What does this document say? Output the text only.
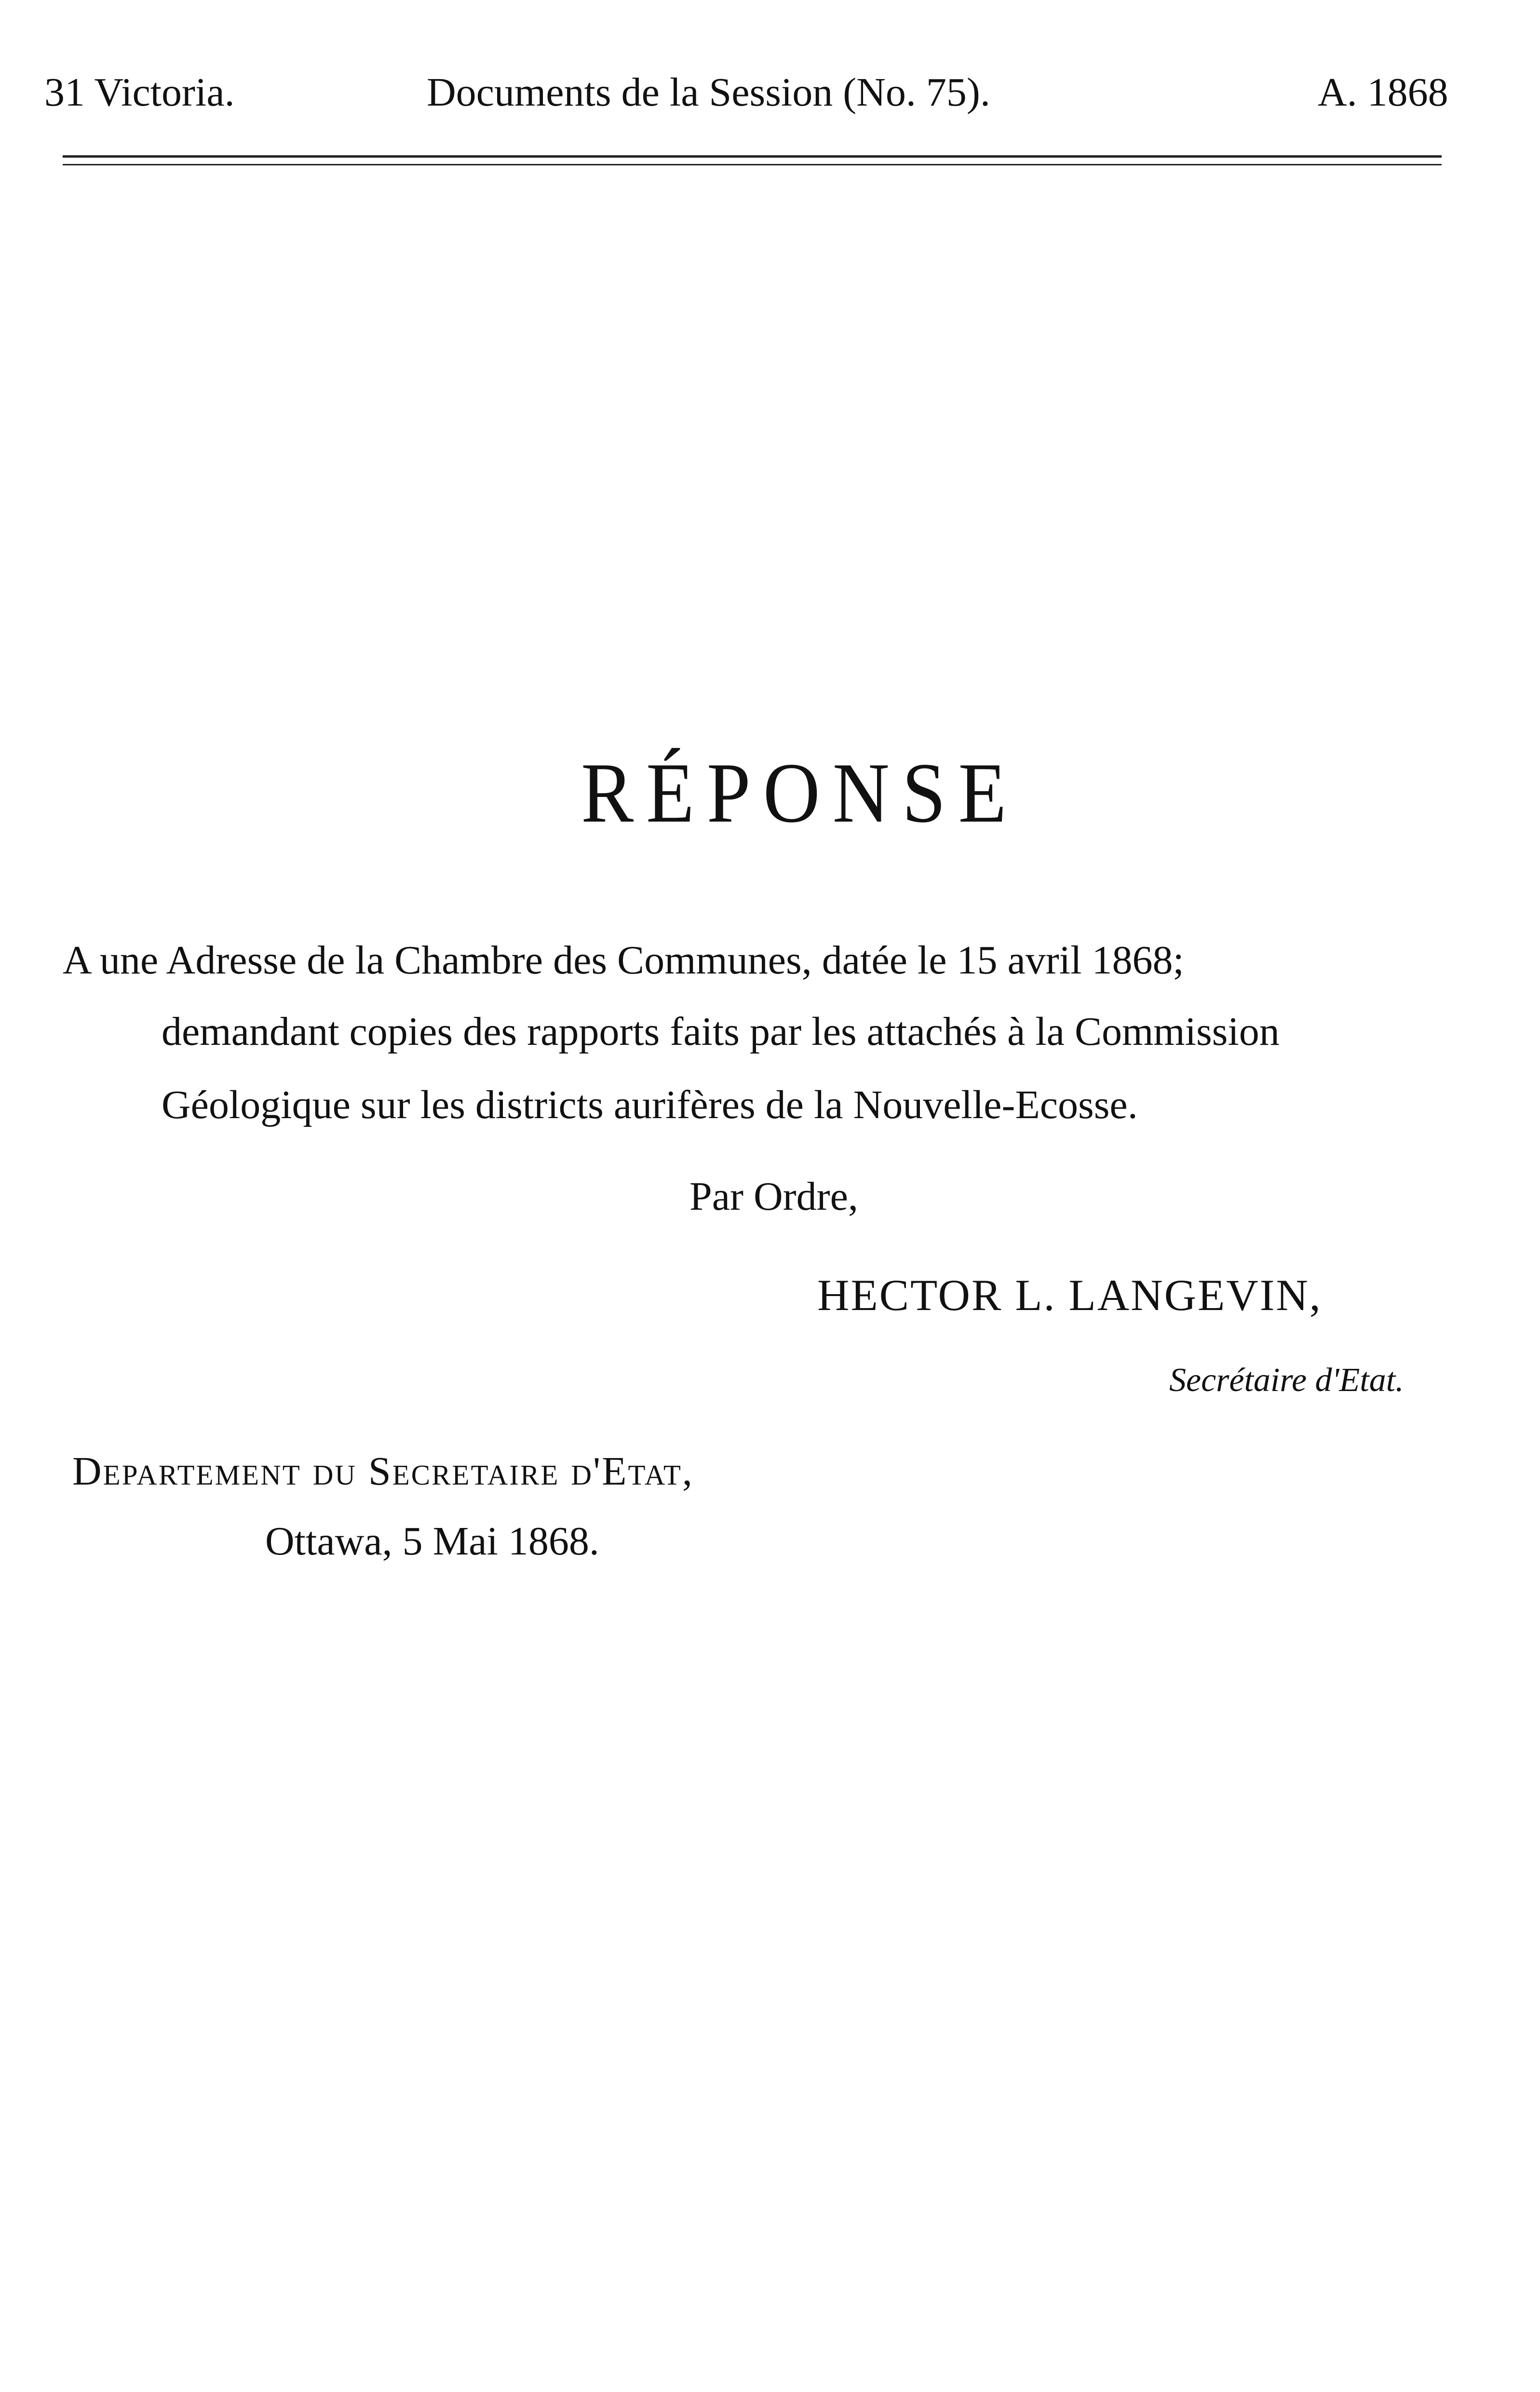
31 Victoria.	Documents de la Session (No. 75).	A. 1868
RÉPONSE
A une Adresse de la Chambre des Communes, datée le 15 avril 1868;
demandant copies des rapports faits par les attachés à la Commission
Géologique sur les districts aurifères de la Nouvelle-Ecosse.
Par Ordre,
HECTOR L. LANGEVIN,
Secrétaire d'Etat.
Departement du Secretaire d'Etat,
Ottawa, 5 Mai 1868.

* * *

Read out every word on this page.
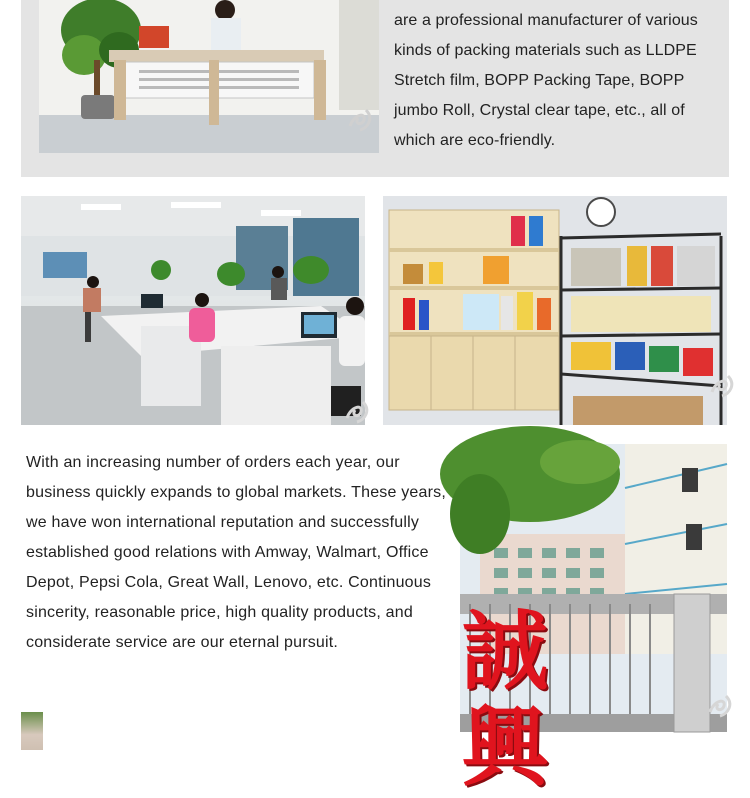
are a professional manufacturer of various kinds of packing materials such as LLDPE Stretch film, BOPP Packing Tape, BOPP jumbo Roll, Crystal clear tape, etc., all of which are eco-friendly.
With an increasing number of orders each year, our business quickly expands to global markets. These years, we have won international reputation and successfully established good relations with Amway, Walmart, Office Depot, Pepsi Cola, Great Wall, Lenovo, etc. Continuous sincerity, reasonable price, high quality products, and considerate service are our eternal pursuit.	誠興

**Written request**:
Show every line in the entries where the string "Etat" occurs.

**Complete response**:
Secrétaire d'Etat.
Departement du Secretaire d'Etat,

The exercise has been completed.